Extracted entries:
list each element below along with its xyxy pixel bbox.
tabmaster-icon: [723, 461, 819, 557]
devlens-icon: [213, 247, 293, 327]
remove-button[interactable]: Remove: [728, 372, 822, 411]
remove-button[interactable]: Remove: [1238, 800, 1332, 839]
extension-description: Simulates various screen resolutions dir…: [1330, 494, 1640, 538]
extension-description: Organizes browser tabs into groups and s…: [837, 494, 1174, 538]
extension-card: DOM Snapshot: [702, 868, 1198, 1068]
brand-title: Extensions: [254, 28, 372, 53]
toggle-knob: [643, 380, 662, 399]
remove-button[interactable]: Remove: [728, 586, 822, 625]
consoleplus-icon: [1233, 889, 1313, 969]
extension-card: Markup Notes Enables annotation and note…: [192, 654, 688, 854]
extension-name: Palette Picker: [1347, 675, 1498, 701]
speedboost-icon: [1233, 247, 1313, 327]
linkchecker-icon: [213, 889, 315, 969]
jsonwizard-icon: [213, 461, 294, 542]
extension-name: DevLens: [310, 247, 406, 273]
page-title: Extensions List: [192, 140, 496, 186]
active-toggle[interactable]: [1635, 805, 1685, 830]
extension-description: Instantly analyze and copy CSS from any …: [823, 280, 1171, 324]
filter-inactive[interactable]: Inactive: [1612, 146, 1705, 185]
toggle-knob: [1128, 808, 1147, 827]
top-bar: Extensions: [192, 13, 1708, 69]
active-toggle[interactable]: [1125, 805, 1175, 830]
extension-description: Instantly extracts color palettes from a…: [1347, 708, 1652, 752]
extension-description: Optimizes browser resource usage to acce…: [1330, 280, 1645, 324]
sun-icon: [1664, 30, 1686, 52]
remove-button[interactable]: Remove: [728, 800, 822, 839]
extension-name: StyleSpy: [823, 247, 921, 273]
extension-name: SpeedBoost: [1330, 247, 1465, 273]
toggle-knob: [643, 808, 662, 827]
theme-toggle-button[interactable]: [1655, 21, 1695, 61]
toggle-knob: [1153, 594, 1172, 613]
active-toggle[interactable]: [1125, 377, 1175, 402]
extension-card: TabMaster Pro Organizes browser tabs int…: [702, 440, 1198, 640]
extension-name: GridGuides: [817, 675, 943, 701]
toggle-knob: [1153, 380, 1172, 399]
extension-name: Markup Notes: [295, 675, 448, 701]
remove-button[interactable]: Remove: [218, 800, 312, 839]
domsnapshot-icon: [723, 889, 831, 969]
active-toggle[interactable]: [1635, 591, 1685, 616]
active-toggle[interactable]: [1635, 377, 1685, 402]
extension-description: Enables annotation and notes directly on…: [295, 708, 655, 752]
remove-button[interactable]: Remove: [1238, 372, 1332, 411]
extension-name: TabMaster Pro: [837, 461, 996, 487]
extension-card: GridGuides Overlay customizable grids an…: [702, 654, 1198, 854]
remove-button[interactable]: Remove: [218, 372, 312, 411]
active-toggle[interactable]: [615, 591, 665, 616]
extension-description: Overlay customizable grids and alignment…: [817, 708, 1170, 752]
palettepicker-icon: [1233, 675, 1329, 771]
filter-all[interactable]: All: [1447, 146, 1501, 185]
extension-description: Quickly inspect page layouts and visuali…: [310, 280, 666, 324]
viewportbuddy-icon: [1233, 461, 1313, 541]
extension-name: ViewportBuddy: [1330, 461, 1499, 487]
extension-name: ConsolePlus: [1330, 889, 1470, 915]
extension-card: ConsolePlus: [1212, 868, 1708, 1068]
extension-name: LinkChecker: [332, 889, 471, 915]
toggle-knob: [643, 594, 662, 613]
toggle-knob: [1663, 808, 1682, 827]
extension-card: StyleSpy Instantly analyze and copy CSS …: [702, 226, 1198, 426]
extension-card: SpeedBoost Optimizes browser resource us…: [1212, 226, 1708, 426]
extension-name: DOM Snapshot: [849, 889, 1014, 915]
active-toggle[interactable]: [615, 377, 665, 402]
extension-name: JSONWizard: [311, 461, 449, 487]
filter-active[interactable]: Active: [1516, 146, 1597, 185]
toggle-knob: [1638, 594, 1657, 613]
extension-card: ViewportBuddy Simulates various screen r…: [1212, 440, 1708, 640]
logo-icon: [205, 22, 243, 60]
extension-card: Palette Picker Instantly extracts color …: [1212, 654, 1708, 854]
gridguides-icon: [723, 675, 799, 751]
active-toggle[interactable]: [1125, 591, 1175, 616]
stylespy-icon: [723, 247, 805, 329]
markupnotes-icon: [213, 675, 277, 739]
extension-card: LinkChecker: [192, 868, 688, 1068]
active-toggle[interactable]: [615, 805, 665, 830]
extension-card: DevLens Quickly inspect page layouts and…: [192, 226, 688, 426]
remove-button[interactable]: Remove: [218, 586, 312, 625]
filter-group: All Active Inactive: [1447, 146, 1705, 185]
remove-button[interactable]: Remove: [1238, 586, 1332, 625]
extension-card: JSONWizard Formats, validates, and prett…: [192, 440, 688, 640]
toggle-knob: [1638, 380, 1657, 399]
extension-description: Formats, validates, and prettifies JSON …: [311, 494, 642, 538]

▸ Goal
Copy the lines of all the entries above exactly as they appear, character for character.

▸ Solution for this exercise
list each element below along with its xyxy pixel bbox.
tabmaster-icon: [723, 461, 819, 557]
devlens-icon: [213, 247, 293, 327]
remove-button[interactable]: Remove: [728, 372, 822, 411]
remove-button[interactable]: Remove: [1238, 800, 1332, 839]
extension-description: Simulates various screen resolutions dir…: [1330, 494, 1640, 538]
extension-description: Organizes browser tabs into groups and s…: [837, 494, 1174, 538]
extension-card: DOM Snapshot: [702, 868, 1198, 1068]
brand-title: Extensions: [254, 28, 372, 53]
toggle-knob: [643, 380, 662, 399]
remove-button[interactable]: Remove: [728, 586, 822, 625]
consoleplus-icon: [1233, 889, 1313, 969]
extension-card: Markup Notes Enables annotation and note…: [192, 654, 688, 854]
extension-name: Palette Picker: [1347, 675, 1498, 701]
speedboost-icon: [1233, 247, 1313, 327]
linkchecker-icon: [213, 889, 315, 969]
jsonwizard-icon: [213, 461, 294, 542]
extension-name: DevLens: [310, 247, 406, 273]
page-title: Extensions List: [192, 140, 496, 186]
active-toggle[interactable]: [1635, 805, 1685, 830]
extension-description: Instantly analyze and copy CSS from any …: [823, 280, 1171, 324]
filter-inactive[interactable]: Inactive: [1612, 146, 1705, 185]
toggle-knob: [1128, 808, 1147, 827]
top-bar: Extensions: [192, 13, 1708, 69]
active-toggle[interactable]: [1125, 805, 1175, 830]
extension-description: Instantly extracts color palettes from a…: [1347, 708, 1652, 752]
extension-description: Optimizes browser resource usage to acce…: [1330, 280, 1645, 324]
sun-icon: [1664, 30, 1686, 52]
remove-button[interactable]: Remove: [728, 800, 822, 839]
extension-name: StyleSpy: [823, 247, 921, 273]
extension-name: SpeedBoost: [1330, 247, 1465, 273]
toggle-knob: [643, 808, 662, 827]
theme-toggle-button[interactable]: [1655, 21, 1695, 61]
toggle-knob: [1153, 594, 1172, 613]
active-toggle[interactable]: [1125, 377, 1175, 402]
extension-card: TabMaster Pro Organizes browser tabs int…: [702, 440, 1198, 640]
extension-name: GridGuides: [817, 675, 943, 701]
toggle-knob: [1153, 380, 1172, 399]
extension-name: Markup Notes: [295, 675, 448, 701]
remove-button[interactable]: Remove: [218, 800, 312, 839]
domsnapshot-icon: [723, 889, 831, 969]
active-toggle[interactable]: [1635, 591, 1685, 616]
active-toggle[interactable]: [1635, 377, 1685, 402]
extension-description: Enables annotation and notes directly on…: [295, 708, 655, 752]
remove-button[interactable]: Remove: [1238, 372, 1332, 411]
extension-name: TabMaster Pro: [837, 461, 996, 487]
extension-card: GridGuides Overlay customizable grids an…: [702, 654, 1198, 854]
remove-button[interactable]: Remove: [218, 372, 312, 411]
active-toggle[interactable]: [615, 591, 665, 616]
extension-description: Overlay customizable grids and alignment…: [817, 708, 1170, 752]
palettepicker-icon: [1233, 675, 1329, 771]
filter-all[interactable]: All: [1447, 146, 1501, 185]
extension-description: Quickly inspect page layouts and visuali…: [310, 280, 666, 324]
viewportbuddy-icon: [1233, 461, 1313, 541]
extension-name: ViewportBuddy: [1330, 461, 1499, 487]
extension-name: ConsolePlus: [1330, 889, 1470, 915]
extension-card: ConsolePlus: [1212, 868, 1708, 1068]
extension-name: LinkChecker: [332, 889, 471, 915]
toggle-knob: [643, 594, 662, 613]
toggle-knob: [1663, 808, 1682, 827]
extension-card: StyleSpy Instantly analyze and copy CSS …: [702, 226, 1198, 426]
extension-card: SpeedBoost Optimizes browser resource us…: [1212, 226, 1708, 426]
extension-name: DOM Snapshot: [849, 889, 1014, 915]
active-toggle[interactable]: [615, 377, 665, 402]
extension-name: JSONWizard: [311, 461, 449, 487]
filter-active[interactable]: Active: [1516, 146, 1597, 185]
toggle-knob: [1638, 594, 1657, 613]
extension-card: ViewportBuddy Simulates various screen r…: [1212, 440, 1708, 640]
logo-icon: [205, 22, 243, 60]
extension-card: Palette Picker Instantly extracts color …: [1212, 654, 1708, 854]
gridguides-icon: [723, 675, 799, 751]
active-toggle[interactable]: [1125, 591, 1175, 616]
stylespy-icon: [723, 247, 805, 329]
markupnotes-icon: [213, 675, 277, 739]
extension-card: LinkChecker: [192, 868, 688, 1068]
active-toggle[interactable]: [615, 805, 665, 830]
extension-card: DevLens Quickly inspect page layouts and…: [192, 226, 688, 426]
remove-button[interactable]: Remove: [218, 586, 312, 625]
filter-group: All Active Inactive: [1447, 146, 1705, 185]
remove-button[interactable]: Remove: [1238, 586, 1332, 625]
extension-card: JSONWizard Formats, validates, and prett…: [192, 440, 688, 640]
toggle-knob: [1638, 380, 1657, 399]
extension-description: Formats, validates, and prettifies JSON …: [311, 494, 642, 538]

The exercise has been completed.